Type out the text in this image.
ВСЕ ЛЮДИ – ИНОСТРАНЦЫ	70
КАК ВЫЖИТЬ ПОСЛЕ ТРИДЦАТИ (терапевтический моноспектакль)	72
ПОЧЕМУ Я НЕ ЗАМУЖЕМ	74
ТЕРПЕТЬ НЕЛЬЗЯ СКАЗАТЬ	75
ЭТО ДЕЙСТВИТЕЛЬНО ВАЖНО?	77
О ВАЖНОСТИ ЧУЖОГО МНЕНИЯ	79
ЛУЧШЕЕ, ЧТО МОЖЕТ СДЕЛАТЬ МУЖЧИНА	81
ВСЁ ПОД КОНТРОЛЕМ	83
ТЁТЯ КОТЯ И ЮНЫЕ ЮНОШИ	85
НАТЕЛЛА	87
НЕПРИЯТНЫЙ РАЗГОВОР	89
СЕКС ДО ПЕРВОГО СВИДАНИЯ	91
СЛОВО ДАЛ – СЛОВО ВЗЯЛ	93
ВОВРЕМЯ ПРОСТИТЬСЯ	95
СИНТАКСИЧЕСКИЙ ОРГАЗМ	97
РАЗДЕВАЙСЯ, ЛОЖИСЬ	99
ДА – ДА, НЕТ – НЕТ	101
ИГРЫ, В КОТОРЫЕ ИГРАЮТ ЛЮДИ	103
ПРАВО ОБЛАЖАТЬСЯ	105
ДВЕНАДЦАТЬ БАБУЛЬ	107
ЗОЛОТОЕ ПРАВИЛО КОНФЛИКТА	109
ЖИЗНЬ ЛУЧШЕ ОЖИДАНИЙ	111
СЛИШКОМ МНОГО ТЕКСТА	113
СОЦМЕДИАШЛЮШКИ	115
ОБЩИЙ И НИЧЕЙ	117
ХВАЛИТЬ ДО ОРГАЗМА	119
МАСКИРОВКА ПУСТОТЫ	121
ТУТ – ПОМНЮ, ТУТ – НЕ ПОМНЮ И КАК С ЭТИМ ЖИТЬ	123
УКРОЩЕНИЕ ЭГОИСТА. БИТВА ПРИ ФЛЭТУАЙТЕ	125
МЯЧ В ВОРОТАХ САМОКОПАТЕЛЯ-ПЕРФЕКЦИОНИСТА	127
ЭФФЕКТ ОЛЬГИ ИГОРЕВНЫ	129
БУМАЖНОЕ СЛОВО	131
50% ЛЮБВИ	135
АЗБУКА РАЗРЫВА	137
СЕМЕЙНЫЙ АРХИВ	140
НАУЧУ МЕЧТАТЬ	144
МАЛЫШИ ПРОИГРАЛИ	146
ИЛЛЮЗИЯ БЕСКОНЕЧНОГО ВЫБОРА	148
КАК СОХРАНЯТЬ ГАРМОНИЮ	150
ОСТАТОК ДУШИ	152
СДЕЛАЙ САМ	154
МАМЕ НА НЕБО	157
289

::::

*Work to do*. Output all of the material exactly as written.

*Solution*.
Type out the text in this image.
ВСЕ ЛЮДИ – ИНОСТРАНЦЫ	70
КАК ВЫЖИТЬ ПОСЛЕ ТРИДЦАТИ (терапевтический моноспектакль)	72
ПОЧЕМУ Я НЕ ЗАМУЖЕМ	74
ТЕРПЕТЬ НЕЛЬЗЯ СКАЗАТЬ	75
ЭТО ДЕЙСТВИТЕЛЬНО ВАЖНО?	77
О ВАЖНОСТИ ЧУЖОГО МНЕНИЯ	79
ЛУЧШЕЕ, ЧТО МОЖЕТ СДЕЛАТЬ МУЖЧИНА	81
ВСЁ ПОД КОНТРОЛЕМ	83
ТЁТЯ КОТЯ И ЮНЫЕ ЮНОШИ	85
НАТЕЛЛА	87
НЕПРИЯТНЫЙ РАЗГОВОР	89
СЕКС ДО ПЕРВОГО СВИДАНИЯ	91
СЛОВО ДАЛ – СЛОВО ВЗЯЛ	93
ВОВРЕМЯ ПРОСТИТЬСЯ	95
СИНТАКСИЧЕСКИЙ ОРГАЗМ	97
РАЗДЕВАЙСЯ, ЛОЖИСЬ	99
ДА – ДА, НЕТ – НЕТ	101
ИГРЫ, В КОТОРЫЕ ИГРАЮТ ЛЮДИ	103
ПРАВО ОБЛАЖАТЬСЯ	105
ДВЕНАДЦАТЬ БАБУЛЬ	107
ЗОЛОТОЕ ПРАВИЛО КОНФЛИКТА	109
ЖИЗНЬ ЛУЧШЕ ОЖИДАНИЙ	111
СЛИШКОМ МНОГО ТЕКСТА	113
СОЦМЕДИАШЛЮШКИ	115
ОБЩИЙ И НИЧЕЙ	117
ХВАЛИТЬ ДО ОРГАЗМА	119
МАСКИРОВКА ПУСТОТЫ	121
ТУТ – ПОМНЮ, ТУТ – НЕ ПОМНЮ И КАК С ЭТИМ ЖИТЬ	123
УКРОЩЕНИЕ ЭГОИСТА. БИТВА ПРИ ФЛЭТУАЙТЕ	125
МЯЧ В ВОРОТАХ САМОКОПАТЕЛЯ-ПЕРФЕКЦИОНИСТА	127
ЭФФЕКТ ОЛЬГИ ИГОРЕВНЫ	129
БУМАЖНОЕ СЛОВО	131
50% ЛЮБВИ	135
АЗБУКА РАЗРЫВА	137
СЕМЕЙНЫЙ АРХИВ	140
НАУЧУ МЕЧТАТЬ	144
МАЛЫШИ ПРОИГРАЛИ	146
ИЛЛЮЗИЯ БЕСКОНЕЧНОГО ВЫБОРА	148
КАК СОХРАНЯТЬ ГАРМОНИЮ	150
ОСТАТОК ДУШИ	152
СДЕЛАЙ САМ	154
МАМЕ НА НЕБО	157
289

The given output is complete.